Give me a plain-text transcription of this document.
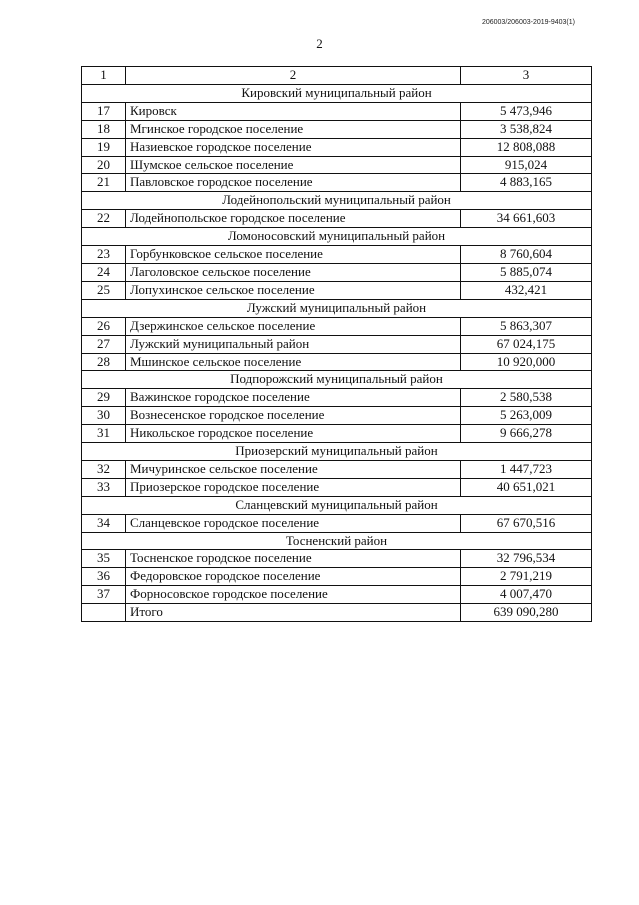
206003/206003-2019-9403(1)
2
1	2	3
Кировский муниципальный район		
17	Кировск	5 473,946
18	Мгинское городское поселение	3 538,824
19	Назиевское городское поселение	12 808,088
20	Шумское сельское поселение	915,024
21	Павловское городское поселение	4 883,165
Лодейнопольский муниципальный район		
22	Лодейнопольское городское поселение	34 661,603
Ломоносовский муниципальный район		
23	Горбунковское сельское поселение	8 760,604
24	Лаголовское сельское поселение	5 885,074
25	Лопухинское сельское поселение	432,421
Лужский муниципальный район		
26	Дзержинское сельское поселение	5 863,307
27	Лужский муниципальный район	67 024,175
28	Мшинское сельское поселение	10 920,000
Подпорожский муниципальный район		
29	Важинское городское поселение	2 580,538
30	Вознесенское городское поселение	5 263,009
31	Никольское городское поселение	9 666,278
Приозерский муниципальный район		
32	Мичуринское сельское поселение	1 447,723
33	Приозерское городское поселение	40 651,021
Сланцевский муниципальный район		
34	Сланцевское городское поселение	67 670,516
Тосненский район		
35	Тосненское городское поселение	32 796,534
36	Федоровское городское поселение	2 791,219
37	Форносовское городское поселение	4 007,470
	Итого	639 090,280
--------------------------------------------------
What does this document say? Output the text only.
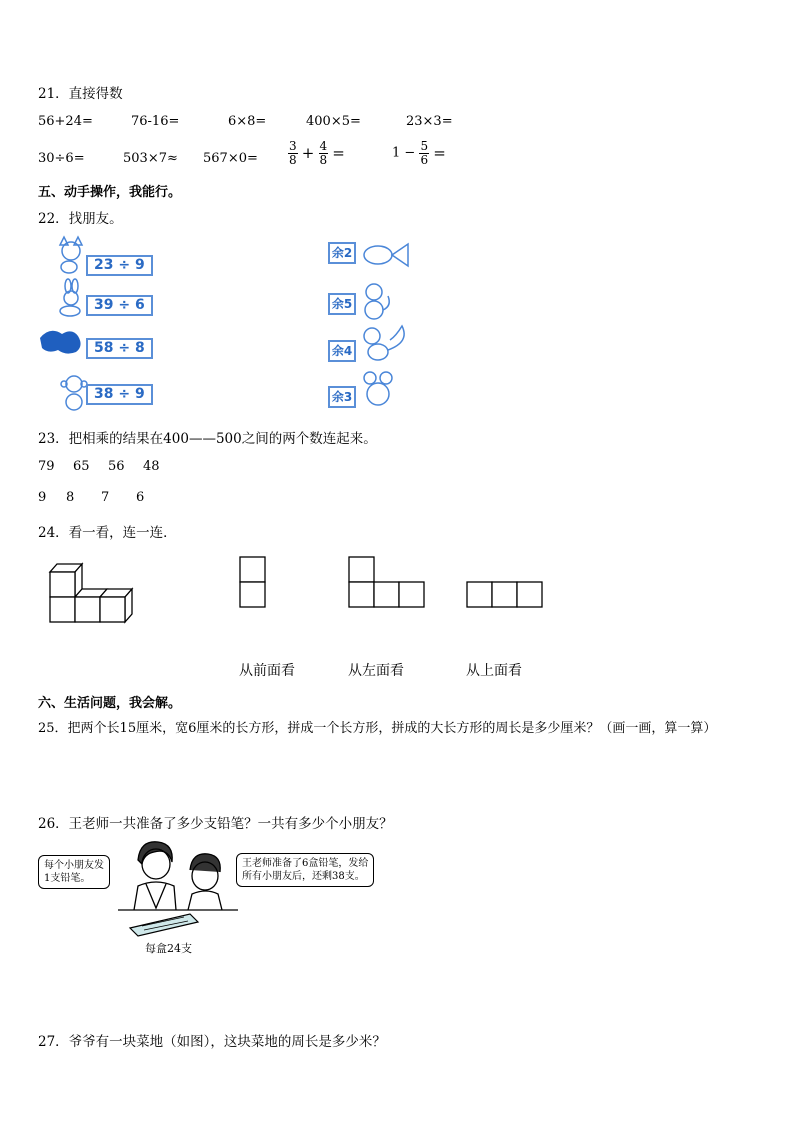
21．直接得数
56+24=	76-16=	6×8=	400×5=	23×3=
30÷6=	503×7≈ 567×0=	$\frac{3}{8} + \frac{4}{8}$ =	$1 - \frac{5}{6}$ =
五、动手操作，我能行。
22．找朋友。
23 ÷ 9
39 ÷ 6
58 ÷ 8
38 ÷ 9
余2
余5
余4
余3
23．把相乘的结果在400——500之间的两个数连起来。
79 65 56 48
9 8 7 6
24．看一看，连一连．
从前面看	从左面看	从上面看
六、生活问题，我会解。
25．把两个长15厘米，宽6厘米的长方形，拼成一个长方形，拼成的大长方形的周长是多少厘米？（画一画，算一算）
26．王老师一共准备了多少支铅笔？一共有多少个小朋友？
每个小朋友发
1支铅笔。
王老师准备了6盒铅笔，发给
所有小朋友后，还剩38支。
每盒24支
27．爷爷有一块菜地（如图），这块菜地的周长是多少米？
--------------------------------------------------
- JOB
Out of the records, collect only those lines that contain the string "район".

- ANSWER TO THIS PROBLEM
Кировский муниципальный район		
Лодейнопольский муниципальный район		
Ломоносовский муниципальный район		
Лужский муниципальный район		
27	Лужский муниципальный район	67 024,175
Подпорожский муниципальный район		
Приозерский муниципальный район		
Сланцевский муниципальный район		
Тосненский район		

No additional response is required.